### Listed entries:

::::::::

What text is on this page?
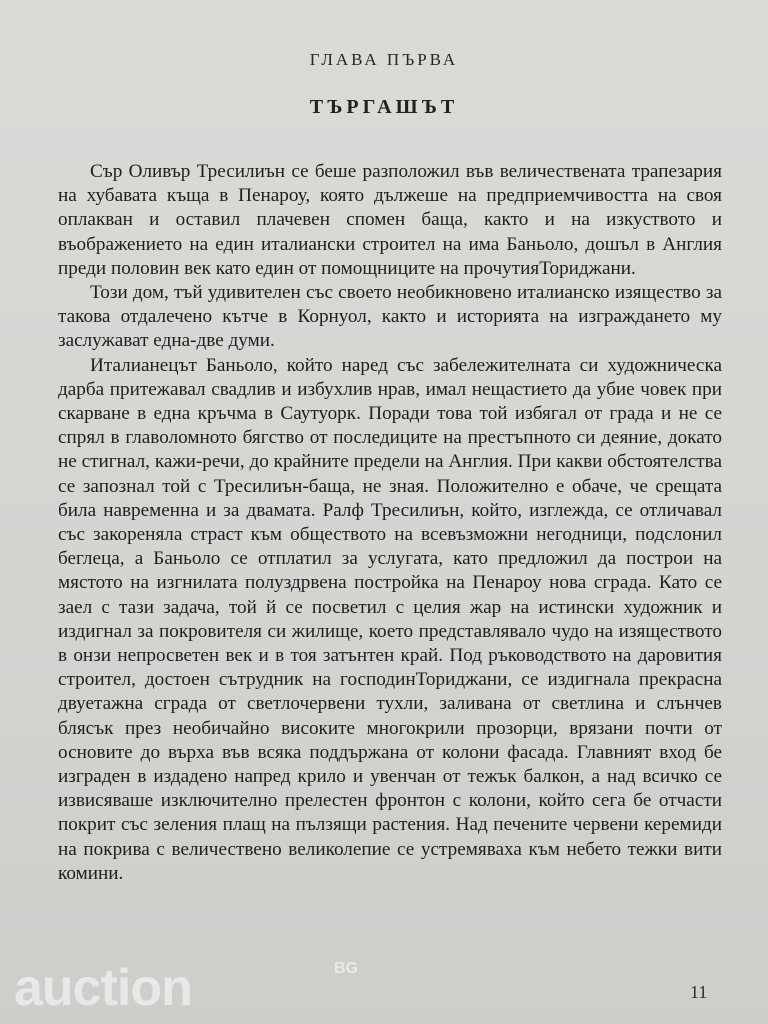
ГЛАВА ПЪРВА
ТЪРГАШЪТ

Сър Оливър Тресилиън се беше разположил във величествената трапезария на хубавата къща в Пенароу, която дължеше на предприемчивостта на своя оплакван и оставил плачевен спомен баща, както и на изкуството и въображението на един италиански строител на има Баньоло, дошъл в Англия преди половин век като един от помощниците на прочутияТориджани.

Този дом, тъй удивителен със своето необикновено италианско изящество за такова отдалечено кътче в Корнуол, както и историята на изграждането му заслужават една-две думи.

Италианецът Баньоло, който наред със забележителната си художническа дарба притежавал свадлив и избухлив нрав, имал нещастието да убие човек при скарване в една кръчма в Саутуорк. Поради това той избягал от града и не се спрял в главоломното бягство от последиците на престъпното си деяние, докато не стигнал, кажи-речи, до крайните предели на Англия. При какви обстоятелства се запознал той с Тресилиън-баща, не зная. Положително е обаче, че срещата била навременна и за двамата. Ралф Тресилиън, който, изглежда, се отличавал със закореняла страст към обществото на всевъзможни негодници, подслонил беглеца, а Баньоло се отплатил за услугата, като предложил да построи на мястото на изгнилата полуздрвена постройка на Пенароу нова сграда. Като се заел с тази задача, той й се посветил с целия жар на истински художник и издигнал за покровителя си жилище, което представлявало чудо на изяществото в онзи непросветен век и в тоя затънтен край. Под ръководството на даровития строител, достоен сътрудник на господинТориджани, се издигнала прекрасна двуетажна сграда от светлочервени тухли, заливана от светлина и слънчев блясък през необичайно високите многокрили прозорци, врязани почти от основите до върха във всяка поддържана от колони фасада. Главният вход бе изграден в издадено напред крило и увенчан от тежък балкон, а над всичко се извисяваше изключително прелестен фронтон с колони, който сега бе отчасти покрит със зеления плащ на пълзящи растения. Над печените червени керемиди на покрива с величествено великолепие се устремяваха към небето тежки вити комини.

auction	BG
11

::::::::

### Stated goal:
Set the data above down again exactly as given, with no pictures.

### Task result:
What text is on this page?
ГЛАВА ПЪРВА
ТЪРГАШЪТ

Сър Оливър Тресилиън се беше разположил във величествената трапезария на хубавата къща в Пенароу, която дължеше на предприемчивостта на своя оплакван и оставил плачевен спомен баща, както и на изкуството и въображението на един италиански строител на има Баньоло, дошъл в Англия преди половин век като един от помощниците на прочутияТориджани.

Този дом, тъй удивителен със своето необикновено италианско изящество за такова отдалечено кътче в Корнуол, както и историята на изграждането му заслужават една-две думи.

Италианецът Баньоло, който наред със забележителната си художническа дарба притежавал свадлив и избухлив нрав, имал нещастието да убие човек при скарване в една кръчма в Саутуорк. Поради това той избягал от града и не се спрял в главоломното бягство от последиците на престъпното си деяние, докато не стигнал, кажи-речи, до крайните предели на Англия. При какви обстоятелства се запознал той с Тресилиън-баща, не зная. Положително е обаче, че срещата била навременна и за двамата. Ралф Тресилиън, който, изглежда, се отличавал със закореняла страст към обществото на всевъзможни негодници, подслонил беглеца, а Баньоло се отплатил за услугата, като предложил да построи на мястото на изгнилата полуздрвена постройка на Пенароу нова сграда. Като се заел с тази задача, той й се посветил с целия жар на истински художник и издигнал за покровителя си жилище, което представлявало чудо на изяществото в онзи непросветен век и в тоя затънтен край. Под ръководството на даровития строител, достоен сътрудник на господинТориджани, се издигнала прекрасна двуетажна сграда от светлочервени тухли, заливана от светлина и слънчев блясък през необичайно високите многокрили прозорци, врязани почти от основите до върха във всяка поддържана от колони фасада. Главният вход бе изграден в издадено напред крило и увенчан от тежък балкон, а над всичко се извисяваше изключително прелестен фронтон с колони, който сега бе отчасти покрит със зеления плащ на пълзящи растения. Над печените червени керемиди на покрива с величествено великолепие се устремяваха към небето тежки вити комини.

auction	BG
11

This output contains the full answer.